*Problem statement*.
Will you transcribe the entries that follow, exactly and in full?

*Provided records*.
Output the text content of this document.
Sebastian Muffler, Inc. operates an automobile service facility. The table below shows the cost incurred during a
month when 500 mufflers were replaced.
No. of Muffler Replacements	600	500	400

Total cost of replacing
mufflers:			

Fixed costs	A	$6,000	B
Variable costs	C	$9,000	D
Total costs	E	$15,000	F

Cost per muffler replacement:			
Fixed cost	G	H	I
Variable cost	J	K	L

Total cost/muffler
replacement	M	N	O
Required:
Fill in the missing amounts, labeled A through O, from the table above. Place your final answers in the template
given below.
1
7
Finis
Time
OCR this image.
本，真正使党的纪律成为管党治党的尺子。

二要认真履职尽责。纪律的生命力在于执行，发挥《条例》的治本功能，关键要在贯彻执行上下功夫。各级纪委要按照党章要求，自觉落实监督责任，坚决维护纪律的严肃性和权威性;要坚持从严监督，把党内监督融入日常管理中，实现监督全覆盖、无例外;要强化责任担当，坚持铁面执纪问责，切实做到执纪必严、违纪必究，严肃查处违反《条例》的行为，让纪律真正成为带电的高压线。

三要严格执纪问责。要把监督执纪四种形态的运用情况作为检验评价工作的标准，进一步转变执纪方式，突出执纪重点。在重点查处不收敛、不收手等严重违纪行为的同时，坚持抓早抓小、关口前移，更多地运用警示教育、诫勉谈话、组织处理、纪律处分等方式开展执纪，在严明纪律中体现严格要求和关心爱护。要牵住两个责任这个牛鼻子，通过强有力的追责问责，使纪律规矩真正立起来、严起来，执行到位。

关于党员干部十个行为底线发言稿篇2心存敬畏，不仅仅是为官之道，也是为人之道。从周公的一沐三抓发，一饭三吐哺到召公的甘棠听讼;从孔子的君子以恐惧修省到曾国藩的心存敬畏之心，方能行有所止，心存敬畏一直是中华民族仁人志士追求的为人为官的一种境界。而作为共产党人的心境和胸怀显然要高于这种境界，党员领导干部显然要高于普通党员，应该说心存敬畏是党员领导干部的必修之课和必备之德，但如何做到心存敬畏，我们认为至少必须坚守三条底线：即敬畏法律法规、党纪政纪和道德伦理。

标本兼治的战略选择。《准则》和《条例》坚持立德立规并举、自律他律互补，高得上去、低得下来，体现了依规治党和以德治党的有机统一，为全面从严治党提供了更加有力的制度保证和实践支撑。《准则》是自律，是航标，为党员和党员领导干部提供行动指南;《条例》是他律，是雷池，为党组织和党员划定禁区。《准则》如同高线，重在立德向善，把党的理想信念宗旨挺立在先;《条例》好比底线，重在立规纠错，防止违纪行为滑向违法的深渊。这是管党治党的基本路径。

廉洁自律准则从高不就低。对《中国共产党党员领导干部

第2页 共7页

*The result*.
Output the text content of this document.
Sebastian Muffler, Inc. operates an automobile service facility. The table below shows the cost incurred during a
month when 500 mufflers were replaced.
No. of Muffler Replacements	600	500	400

Total cost of replacing
mufflers:			

Fixed costs	A	$6,000	B
Variable costs	C	$9,000	D
Total costs	E	$15,000	F

Cost per muffler replacement:			
Fixed cost	G	H	I
Variable cost	J	K	L

Total cost/muffler
replacement	M	N	O
Required:
Fill in the missing amounts, labeled A through O, from the table above. Place your final answers in the template
given below.
1
7
Finis
Time
OCR this image.
本，真正使党的纪律成为管党治党的尺子。

二要认真履职尽责。纪律的生命力在于执行，发挥《条例》的治本功能，关键要在贯彻执行上下功夫。各级纪委要按照党章要求，自觉落实监督责任，坚决维护纪律的严肃性和权威性;要坚持从严监督，把党内监督融入日常管理中，实现监督全覆盖、无例外;要强化责任担当，坚持铁面执纪问责，切实做到执纪必严、违纪必究，严肃查处违反《条例》的行为，让纪律真正成为带电的高压线。

三要严格执纪问责。要把监督执纪四种形态的运用情况作为检验评价工作的标准，进一步转变执纪方式，突出执纪重点。在重点查处不收敛、不收手等严重违纪行为的同时，坚持抓早抓小、关口前移，更多地运用警示教育、诫勉谈话、组织处理、纪律处分等方式开展执纪，在严明纪律中体现严格要求和关心爱护。要牵住两个责任这个牛鼻子，通过强有力的追责问责，使纪律规矩真正立起来、严起来，执行到位。

关于党员干部十个行为底线发言稿篇2心存敬畏，不仅仅是为官之道，也是为人之道。从周公的一沐三抓发，一饭三吐哺到召公的甘棠听讼;从孔子的君子以恐惧修省到曾国藩的心存敬畏之心，方能行有所止，心存敬畏一直是中华民族仁人志士追求的为人为官的一种境界。而作为共产党人的心境和胸怀显然要高于这种境界，党员领导干部显然要高于普通党员，应该说心存敬畏是党员领导干部的必修之课和必备之德，但如何做到心存敬畏，我们认为至少必须坚守三条底线：即敬畏法律法规、党纪政纪和道德伦理。

标本兼治的战略选择。《准则》和《条例》坚持立德立规并举、自律他律互补，高得上去、低得下来，体现了依规治党和以德治党的有机统一，为全面从严治党提供了更加有力的制度保证和实践支撑。《准则》是自律，是航标，为党员和党员领导干部提供行动指南;《条例》是他律，是雷池，为党组织和党员划定禁区。《准则》如同高线，重在立德向善，把党的理想信念宗旨挺立在先;《条例》好比底线，重在立规纠错，防止违纪行为滑向违法的深渊。这是管党治党的基本路径。

廉洁自律准则从高不就低。对《中国共产党党员领导干部

第2页 共7页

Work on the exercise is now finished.